#### DIRECTIONS
Each line of the listing that contains the word "advantage" is to be copied.

Recorded data:
════════════════════

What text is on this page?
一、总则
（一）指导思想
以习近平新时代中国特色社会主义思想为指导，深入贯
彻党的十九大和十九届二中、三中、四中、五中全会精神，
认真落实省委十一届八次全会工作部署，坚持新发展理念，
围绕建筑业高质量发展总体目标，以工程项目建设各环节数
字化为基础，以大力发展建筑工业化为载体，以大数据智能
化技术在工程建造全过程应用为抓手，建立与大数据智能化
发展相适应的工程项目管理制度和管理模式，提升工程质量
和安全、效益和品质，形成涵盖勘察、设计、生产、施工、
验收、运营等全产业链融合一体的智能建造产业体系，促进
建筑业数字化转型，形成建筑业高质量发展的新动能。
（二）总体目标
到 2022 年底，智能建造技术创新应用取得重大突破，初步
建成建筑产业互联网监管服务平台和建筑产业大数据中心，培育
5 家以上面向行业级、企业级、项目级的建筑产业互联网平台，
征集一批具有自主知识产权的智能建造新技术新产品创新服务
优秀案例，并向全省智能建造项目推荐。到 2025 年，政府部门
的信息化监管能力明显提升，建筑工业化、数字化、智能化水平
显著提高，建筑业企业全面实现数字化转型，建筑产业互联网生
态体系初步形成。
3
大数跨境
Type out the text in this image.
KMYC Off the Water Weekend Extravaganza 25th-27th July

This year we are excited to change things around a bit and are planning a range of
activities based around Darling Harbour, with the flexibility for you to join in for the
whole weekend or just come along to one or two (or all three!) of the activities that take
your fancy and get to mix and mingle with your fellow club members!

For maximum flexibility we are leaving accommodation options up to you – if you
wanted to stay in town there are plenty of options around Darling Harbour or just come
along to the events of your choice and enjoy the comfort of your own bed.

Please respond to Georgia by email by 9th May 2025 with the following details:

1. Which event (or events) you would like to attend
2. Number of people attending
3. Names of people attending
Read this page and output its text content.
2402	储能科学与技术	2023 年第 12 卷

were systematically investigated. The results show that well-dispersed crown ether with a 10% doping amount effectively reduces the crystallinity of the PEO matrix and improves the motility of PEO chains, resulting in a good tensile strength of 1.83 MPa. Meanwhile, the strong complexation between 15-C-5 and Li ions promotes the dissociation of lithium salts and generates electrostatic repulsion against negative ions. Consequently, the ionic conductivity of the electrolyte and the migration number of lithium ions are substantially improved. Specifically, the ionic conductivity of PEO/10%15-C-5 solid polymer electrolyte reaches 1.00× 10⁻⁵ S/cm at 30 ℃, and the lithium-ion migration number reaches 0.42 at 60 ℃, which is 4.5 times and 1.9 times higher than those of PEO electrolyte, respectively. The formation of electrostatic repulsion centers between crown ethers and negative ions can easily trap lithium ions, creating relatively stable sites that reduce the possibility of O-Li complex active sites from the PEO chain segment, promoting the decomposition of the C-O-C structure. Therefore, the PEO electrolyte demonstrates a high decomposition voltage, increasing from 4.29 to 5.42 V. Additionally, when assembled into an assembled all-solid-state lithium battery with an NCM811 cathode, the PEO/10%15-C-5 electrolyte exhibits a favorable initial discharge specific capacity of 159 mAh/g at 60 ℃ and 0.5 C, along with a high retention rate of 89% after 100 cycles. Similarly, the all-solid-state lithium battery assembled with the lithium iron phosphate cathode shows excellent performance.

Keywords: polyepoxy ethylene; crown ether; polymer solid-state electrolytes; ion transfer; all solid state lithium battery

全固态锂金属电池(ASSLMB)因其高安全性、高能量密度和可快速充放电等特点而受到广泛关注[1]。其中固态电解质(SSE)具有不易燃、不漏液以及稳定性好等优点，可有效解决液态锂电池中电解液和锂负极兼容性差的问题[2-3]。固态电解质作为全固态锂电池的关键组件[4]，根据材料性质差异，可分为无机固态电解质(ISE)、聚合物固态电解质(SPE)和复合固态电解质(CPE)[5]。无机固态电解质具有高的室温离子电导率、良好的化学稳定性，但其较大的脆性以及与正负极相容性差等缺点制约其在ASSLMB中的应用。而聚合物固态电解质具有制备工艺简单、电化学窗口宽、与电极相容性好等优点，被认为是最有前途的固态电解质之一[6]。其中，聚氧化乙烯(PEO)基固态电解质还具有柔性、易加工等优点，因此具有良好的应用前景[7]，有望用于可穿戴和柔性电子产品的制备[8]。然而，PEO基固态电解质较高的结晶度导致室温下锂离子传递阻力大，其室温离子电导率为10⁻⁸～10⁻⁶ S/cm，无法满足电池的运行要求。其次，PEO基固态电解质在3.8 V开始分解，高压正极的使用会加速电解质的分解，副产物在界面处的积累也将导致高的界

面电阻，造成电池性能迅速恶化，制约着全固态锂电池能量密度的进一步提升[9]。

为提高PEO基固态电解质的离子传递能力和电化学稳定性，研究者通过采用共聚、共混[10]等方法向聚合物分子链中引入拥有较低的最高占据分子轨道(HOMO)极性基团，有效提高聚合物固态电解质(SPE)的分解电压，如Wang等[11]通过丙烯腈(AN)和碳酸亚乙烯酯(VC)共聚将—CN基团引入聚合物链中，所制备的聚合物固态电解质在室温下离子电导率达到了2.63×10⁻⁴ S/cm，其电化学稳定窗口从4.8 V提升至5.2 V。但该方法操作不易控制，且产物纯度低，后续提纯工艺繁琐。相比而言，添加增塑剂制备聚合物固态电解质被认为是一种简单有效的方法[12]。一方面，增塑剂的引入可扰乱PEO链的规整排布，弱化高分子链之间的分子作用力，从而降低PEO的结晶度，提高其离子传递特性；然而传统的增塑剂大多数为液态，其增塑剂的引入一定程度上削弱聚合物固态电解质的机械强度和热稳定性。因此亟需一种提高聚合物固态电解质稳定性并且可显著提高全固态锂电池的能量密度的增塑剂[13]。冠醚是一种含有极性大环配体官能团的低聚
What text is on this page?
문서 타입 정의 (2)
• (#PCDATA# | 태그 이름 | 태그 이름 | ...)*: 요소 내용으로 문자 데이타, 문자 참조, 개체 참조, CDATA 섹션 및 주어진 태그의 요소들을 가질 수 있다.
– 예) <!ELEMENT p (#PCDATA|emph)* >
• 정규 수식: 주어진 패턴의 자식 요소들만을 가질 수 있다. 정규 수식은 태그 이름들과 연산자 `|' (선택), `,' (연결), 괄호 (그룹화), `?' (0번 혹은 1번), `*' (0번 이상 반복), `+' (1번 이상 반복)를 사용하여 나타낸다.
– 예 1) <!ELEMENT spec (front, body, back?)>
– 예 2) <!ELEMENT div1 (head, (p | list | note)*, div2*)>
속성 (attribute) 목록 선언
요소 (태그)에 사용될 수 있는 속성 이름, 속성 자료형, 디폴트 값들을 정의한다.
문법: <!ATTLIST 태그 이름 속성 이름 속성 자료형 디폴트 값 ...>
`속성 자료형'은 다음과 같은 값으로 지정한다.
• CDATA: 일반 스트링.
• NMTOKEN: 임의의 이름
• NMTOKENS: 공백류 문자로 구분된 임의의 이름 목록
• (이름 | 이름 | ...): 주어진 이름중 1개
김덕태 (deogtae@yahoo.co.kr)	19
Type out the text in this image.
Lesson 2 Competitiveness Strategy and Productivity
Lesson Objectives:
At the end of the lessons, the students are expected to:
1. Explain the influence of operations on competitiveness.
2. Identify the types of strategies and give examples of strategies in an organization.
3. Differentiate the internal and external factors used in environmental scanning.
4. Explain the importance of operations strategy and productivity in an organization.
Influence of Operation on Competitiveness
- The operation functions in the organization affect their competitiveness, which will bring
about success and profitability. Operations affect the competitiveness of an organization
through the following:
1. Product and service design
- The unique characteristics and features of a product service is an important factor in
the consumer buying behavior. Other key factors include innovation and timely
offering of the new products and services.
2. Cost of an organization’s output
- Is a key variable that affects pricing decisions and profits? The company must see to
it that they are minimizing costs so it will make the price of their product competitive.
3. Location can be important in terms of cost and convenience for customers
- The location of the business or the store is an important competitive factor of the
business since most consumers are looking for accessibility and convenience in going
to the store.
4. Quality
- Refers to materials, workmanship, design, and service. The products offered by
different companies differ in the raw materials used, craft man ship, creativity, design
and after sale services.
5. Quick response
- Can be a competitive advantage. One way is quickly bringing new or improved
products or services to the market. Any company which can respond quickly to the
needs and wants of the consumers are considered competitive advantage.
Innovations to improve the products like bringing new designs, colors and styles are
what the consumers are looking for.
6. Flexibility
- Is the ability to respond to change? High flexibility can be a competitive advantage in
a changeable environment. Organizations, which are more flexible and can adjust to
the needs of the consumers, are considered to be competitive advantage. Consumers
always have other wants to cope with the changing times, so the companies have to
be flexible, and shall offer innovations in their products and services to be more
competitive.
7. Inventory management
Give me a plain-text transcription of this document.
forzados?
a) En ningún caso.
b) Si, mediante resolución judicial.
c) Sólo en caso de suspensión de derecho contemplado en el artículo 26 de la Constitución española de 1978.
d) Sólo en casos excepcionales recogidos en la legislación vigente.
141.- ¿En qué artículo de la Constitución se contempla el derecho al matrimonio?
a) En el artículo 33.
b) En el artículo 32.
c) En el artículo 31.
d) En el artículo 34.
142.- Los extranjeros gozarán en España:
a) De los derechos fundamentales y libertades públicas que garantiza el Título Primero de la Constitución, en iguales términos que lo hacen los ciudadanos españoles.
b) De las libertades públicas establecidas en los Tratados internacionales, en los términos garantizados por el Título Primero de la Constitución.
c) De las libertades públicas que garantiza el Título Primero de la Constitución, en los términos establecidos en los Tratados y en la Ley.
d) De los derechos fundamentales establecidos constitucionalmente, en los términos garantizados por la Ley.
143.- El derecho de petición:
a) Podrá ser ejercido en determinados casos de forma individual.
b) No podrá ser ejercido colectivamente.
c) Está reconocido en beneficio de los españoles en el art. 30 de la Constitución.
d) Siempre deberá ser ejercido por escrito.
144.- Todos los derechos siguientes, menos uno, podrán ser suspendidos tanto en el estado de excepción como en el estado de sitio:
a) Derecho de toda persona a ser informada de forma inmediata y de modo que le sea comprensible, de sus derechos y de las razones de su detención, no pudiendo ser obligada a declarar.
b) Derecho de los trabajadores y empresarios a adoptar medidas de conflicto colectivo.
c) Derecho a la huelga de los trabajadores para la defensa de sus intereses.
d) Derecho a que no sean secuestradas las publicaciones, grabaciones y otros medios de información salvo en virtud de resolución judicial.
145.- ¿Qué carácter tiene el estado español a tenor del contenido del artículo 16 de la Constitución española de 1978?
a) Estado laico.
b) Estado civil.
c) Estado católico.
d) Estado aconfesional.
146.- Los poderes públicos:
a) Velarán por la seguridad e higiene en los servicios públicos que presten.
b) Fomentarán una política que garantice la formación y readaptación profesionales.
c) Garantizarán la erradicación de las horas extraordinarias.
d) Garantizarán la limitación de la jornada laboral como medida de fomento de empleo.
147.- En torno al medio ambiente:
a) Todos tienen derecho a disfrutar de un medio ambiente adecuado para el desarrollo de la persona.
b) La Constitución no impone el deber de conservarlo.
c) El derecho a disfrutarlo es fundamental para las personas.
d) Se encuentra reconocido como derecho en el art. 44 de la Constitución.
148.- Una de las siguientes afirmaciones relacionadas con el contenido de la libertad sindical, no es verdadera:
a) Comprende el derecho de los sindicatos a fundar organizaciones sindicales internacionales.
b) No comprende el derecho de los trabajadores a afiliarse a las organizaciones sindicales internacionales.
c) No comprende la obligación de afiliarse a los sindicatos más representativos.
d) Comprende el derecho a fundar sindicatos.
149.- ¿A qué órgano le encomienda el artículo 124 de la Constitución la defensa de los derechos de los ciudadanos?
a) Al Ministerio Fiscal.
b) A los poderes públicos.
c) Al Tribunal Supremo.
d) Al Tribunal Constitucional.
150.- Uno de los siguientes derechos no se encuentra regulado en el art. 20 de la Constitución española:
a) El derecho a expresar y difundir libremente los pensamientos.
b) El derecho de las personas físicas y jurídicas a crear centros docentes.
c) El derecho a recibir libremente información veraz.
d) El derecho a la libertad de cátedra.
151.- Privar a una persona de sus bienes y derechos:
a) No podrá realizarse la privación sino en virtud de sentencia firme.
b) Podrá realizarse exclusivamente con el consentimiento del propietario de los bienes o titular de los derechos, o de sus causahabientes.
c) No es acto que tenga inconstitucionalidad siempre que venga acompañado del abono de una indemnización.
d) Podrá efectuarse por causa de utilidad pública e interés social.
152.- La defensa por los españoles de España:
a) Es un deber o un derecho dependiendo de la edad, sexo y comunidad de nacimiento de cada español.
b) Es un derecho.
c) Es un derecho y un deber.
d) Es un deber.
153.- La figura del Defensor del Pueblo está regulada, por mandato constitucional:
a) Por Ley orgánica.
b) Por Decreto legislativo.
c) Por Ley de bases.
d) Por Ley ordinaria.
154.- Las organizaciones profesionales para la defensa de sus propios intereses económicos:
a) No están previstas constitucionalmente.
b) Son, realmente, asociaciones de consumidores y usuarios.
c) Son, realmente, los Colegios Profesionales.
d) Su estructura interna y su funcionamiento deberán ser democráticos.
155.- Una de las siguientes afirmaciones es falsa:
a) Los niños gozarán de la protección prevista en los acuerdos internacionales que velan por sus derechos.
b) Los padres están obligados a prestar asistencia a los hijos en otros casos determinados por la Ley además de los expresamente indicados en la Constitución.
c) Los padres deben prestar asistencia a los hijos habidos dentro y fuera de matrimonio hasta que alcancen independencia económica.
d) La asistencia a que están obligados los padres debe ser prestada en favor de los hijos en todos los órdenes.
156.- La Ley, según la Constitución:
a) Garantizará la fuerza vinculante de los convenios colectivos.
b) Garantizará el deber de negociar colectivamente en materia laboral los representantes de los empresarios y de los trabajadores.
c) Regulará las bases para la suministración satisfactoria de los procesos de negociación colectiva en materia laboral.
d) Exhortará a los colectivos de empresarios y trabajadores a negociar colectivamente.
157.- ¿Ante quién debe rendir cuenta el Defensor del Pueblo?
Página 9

════════════════════

#### SOLUTION
- Can be a competitive advantage. One way is quickly bringing new or improved
needs and wants of the consumers are considered competitive advantage.
- Is the ability to respond to change? High flexibility can be a competitive advantage in
the needs of the consumers, are considered to be competitive advantage. Consumers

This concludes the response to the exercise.